**EXERCISE TASK**
Track down the lines that contain "помощь" and copy them.
>> start EXTRACTED RECORDS
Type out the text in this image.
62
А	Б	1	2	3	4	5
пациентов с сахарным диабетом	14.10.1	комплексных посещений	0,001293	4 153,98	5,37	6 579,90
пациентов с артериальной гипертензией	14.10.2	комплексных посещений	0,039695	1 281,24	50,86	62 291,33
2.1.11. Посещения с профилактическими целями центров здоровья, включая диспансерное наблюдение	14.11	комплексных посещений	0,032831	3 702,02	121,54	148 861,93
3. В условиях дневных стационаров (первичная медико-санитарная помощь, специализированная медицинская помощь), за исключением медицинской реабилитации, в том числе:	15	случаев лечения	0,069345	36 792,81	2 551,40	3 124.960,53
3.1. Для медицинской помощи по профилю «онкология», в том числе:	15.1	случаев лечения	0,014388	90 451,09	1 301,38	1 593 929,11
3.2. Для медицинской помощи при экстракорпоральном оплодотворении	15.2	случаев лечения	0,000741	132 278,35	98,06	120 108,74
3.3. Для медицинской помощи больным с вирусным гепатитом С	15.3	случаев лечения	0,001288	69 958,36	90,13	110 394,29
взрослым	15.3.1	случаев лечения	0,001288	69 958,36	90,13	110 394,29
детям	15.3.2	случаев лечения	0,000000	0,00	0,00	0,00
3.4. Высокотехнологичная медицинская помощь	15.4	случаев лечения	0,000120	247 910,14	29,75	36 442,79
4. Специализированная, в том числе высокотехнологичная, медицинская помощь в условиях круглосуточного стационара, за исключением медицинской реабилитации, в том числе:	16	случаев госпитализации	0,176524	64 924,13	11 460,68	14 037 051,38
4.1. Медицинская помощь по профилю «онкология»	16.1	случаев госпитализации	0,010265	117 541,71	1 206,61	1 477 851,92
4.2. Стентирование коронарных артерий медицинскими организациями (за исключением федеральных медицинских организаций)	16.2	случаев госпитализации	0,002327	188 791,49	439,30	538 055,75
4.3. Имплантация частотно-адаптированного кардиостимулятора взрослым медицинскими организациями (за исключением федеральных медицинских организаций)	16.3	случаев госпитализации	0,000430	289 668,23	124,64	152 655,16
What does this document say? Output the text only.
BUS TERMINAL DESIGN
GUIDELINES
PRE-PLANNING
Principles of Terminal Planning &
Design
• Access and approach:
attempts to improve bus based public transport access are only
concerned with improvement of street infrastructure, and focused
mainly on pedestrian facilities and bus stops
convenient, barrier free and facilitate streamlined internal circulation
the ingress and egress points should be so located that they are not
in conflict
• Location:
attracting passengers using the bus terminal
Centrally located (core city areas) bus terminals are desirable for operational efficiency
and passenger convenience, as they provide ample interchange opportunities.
>> end EXTRACTED RECORDS
**RESPONSE FOR THIS EXERCISE**
3. В условиях дневных стационаров (первичная медико-санитарная помощь, специализированная медицинская помощь), за исключением медицинской реабилитации, в том числе:	15	случаев лечения	0,069345	36 792,81	2 551,40	3 124.960,53
3.4. Высокотехнологичная медицинская помощь	15.4	случаев лечения	0,000120	247 910,14	29,75	36 442,79
4. Специализированная, в том числе высокотехнологичная, медицинская помощь в условиях круглосуточного стационара, за исключением медицинской реабилитации, в том числе:	16	случаев госпитализации	0,176524	64 924,13	11 460,68	14 037 051,38
4.1. Медицинская помощь по профилю «онкология»	16.1	случаев госпитализации	0,010265	117 541,71	1 206,61	1 477 851,92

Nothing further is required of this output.